_DO THIS_. All lines in which the word "with" occurs are to be extracted.

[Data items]

========================================

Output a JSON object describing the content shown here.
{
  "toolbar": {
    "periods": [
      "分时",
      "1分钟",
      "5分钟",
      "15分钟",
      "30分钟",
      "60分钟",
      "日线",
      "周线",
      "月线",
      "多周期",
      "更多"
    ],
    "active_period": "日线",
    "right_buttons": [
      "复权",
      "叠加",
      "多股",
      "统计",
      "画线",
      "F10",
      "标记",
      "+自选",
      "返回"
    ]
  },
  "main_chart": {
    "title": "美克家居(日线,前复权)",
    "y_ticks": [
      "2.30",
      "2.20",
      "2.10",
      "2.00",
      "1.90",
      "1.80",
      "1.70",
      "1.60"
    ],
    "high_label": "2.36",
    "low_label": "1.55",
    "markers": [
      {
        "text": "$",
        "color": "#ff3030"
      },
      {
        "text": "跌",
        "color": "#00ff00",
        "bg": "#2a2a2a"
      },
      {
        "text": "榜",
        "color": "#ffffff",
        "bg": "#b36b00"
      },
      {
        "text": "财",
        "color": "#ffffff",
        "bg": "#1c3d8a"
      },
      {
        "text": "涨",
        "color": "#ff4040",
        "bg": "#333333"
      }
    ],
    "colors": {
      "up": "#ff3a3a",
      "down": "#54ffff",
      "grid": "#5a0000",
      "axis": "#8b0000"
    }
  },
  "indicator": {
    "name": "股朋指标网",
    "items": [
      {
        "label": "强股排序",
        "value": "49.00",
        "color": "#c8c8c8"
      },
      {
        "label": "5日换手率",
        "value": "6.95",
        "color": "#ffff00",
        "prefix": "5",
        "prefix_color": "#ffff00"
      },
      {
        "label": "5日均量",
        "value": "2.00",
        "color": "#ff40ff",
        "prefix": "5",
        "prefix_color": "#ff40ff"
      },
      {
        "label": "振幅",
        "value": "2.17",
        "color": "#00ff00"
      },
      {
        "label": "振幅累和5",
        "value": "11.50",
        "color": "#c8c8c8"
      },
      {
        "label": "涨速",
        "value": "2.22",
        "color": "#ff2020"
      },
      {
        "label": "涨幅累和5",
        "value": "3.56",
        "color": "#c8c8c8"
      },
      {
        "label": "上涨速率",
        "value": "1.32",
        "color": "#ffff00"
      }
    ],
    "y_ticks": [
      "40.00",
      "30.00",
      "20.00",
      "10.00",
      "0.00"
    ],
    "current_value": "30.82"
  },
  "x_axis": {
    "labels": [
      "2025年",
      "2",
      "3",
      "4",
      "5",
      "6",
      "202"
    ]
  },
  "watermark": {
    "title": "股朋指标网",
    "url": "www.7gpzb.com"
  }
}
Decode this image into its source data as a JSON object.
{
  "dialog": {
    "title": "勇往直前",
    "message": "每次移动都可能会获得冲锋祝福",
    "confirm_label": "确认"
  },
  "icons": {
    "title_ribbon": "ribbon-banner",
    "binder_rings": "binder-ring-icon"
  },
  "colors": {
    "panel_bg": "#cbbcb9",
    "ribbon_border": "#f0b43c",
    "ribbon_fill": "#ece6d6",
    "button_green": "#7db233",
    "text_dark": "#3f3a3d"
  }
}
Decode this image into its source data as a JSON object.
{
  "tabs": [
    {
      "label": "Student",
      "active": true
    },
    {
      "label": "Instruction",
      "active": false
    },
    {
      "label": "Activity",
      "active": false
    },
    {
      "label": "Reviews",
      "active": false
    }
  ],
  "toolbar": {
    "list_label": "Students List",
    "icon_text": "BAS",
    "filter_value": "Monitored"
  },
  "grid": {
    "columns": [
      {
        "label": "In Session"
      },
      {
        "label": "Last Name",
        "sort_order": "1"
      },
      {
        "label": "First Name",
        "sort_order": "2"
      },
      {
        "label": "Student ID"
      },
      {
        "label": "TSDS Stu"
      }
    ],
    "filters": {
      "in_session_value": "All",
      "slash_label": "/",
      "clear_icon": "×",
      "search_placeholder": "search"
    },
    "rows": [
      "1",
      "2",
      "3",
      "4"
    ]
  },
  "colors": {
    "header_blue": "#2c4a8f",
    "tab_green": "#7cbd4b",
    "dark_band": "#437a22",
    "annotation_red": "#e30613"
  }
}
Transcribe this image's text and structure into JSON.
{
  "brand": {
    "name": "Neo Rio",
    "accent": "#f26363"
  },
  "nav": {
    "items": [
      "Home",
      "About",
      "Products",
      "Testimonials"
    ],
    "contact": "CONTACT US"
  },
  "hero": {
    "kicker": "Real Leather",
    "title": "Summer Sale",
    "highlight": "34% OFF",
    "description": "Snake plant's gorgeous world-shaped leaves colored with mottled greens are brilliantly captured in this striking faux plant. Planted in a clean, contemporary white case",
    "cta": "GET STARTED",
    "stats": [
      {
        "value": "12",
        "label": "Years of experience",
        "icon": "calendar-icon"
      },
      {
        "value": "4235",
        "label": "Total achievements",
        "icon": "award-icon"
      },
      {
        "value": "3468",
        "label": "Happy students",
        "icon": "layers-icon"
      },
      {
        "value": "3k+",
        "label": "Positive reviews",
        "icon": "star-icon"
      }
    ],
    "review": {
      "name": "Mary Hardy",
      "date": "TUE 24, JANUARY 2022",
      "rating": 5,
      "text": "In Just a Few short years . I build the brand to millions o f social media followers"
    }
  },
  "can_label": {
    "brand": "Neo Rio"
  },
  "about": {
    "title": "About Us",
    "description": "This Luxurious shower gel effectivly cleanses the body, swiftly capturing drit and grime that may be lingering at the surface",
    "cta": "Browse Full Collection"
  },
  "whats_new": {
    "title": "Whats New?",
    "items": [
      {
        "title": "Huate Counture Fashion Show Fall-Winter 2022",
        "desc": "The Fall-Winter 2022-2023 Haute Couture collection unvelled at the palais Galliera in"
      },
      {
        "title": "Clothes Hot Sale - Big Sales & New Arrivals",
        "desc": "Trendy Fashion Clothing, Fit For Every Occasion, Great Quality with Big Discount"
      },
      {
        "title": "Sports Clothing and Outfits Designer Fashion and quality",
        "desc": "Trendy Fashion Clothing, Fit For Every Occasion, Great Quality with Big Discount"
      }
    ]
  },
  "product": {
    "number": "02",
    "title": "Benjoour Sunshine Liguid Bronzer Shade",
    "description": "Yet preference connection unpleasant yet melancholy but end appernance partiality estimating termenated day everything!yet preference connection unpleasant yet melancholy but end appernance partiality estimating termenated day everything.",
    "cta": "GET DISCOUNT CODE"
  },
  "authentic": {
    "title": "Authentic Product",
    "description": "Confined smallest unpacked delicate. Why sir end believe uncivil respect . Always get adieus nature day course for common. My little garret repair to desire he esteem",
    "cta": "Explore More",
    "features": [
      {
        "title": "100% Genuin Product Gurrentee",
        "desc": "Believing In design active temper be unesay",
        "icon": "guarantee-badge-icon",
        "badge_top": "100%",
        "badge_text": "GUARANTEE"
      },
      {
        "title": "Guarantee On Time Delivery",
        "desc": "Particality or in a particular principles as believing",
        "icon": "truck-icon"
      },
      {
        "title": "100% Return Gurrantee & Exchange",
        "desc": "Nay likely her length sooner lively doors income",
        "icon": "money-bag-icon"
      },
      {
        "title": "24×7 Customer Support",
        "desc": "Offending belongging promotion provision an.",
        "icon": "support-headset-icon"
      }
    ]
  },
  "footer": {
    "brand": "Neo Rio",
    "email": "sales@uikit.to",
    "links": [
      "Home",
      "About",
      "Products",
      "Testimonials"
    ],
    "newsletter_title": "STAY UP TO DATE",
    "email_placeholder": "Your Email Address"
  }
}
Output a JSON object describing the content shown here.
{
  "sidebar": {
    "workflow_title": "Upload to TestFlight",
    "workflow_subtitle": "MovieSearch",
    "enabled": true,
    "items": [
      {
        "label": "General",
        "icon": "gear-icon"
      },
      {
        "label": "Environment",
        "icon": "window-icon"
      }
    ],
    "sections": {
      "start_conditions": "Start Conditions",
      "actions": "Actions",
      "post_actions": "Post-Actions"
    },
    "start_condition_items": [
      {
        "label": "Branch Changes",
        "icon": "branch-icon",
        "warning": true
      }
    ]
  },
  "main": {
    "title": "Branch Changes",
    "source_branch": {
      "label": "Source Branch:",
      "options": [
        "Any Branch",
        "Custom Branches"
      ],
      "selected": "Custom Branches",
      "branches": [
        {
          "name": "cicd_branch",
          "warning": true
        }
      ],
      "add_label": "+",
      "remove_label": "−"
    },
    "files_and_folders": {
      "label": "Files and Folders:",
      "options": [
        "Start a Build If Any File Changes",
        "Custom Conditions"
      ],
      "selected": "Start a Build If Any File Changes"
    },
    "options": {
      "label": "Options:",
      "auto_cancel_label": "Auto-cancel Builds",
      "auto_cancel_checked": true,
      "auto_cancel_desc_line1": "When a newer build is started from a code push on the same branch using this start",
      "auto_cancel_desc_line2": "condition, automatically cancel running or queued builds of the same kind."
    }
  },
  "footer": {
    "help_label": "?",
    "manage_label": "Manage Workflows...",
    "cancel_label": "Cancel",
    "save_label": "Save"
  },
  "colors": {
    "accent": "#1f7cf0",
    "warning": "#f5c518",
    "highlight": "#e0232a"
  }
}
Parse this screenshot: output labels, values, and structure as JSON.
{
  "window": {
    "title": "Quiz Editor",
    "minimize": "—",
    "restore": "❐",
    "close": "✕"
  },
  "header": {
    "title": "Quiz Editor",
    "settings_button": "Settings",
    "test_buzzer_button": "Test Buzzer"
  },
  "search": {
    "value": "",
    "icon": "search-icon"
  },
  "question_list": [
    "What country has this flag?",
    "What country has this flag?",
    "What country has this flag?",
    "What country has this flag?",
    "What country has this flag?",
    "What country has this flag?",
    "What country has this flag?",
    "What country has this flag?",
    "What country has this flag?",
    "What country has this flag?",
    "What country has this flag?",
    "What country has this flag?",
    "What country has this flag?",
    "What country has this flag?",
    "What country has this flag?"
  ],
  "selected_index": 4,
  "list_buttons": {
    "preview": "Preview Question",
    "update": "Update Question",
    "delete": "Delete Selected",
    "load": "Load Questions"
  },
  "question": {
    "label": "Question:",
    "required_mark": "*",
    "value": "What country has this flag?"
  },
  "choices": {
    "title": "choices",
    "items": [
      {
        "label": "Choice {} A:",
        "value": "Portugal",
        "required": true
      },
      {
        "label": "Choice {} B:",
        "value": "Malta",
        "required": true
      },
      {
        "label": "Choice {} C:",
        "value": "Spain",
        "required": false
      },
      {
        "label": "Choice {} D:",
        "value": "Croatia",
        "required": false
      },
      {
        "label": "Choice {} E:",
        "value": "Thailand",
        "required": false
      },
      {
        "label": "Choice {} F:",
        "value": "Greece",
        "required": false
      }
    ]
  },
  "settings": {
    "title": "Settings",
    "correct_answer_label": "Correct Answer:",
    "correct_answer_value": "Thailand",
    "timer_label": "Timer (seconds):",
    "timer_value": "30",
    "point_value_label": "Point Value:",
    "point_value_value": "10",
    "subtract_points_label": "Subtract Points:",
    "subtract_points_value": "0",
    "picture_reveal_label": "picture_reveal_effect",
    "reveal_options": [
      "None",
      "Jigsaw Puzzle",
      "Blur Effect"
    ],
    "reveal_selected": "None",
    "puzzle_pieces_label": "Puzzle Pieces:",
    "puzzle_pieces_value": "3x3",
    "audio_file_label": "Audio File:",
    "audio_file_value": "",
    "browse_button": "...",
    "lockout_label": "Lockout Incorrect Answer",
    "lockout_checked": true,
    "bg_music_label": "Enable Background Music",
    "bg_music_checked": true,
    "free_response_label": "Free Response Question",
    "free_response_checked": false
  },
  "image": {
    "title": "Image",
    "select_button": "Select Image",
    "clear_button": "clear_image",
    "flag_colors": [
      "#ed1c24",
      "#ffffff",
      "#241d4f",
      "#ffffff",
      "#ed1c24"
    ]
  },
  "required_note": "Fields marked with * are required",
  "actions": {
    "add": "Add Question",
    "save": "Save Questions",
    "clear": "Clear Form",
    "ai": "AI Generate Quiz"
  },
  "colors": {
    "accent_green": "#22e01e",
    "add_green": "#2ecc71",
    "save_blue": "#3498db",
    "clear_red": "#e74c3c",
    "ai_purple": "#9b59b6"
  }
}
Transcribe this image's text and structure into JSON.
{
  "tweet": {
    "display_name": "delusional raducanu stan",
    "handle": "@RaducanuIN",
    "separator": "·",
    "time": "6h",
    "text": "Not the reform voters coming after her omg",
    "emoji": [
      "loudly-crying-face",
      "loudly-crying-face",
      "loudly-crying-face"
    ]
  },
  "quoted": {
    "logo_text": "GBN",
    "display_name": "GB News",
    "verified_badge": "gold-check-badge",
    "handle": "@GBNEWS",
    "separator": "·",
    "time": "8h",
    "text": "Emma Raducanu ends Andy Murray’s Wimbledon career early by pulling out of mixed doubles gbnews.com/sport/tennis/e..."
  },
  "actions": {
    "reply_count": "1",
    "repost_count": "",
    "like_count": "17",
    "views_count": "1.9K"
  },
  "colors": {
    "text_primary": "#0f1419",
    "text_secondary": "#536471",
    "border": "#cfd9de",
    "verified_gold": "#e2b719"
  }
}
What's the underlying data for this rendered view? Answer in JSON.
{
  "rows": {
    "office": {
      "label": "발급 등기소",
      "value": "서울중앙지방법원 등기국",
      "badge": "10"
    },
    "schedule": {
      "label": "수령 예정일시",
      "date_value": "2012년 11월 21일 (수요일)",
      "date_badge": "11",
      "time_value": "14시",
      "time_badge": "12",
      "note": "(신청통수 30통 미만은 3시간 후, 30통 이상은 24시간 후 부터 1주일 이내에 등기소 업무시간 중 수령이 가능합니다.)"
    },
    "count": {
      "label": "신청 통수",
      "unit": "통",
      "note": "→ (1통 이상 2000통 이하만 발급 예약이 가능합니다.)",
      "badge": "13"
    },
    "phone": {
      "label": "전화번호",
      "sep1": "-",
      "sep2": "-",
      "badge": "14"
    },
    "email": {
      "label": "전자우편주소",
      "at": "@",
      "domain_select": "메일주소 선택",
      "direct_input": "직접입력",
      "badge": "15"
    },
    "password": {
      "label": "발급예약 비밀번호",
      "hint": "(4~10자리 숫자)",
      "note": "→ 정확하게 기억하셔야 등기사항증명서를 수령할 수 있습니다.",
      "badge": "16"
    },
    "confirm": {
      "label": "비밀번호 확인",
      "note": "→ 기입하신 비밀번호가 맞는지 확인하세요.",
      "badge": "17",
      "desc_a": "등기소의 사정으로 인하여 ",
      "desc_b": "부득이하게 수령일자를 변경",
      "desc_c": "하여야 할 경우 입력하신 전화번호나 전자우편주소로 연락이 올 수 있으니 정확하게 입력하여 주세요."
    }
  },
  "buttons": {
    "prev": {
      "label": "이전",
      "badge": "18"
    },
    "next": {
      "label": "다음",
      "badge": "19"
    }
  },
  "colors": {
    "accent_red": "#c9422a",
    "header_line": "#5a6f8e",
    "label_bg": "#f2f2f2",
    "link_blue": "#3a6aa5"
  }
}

========================================

_ANSWER TO THE PROBLEM_.
    "description": "Snake plant's gorgeous world-shaped leaves colored with mottled greens are brilliantly captured in this striking faux plant. Planted in a clean, contemporary white case",
        "desc": "Trendy Fashion Clothing, Fit For Every Occasion, Great Quality with Big Discount"
        "desc": "Trendy Fashion Clothing, Fit For Every Occasion, Great Quality with Big Discount"
  "required_note": "Fields marked with * are required",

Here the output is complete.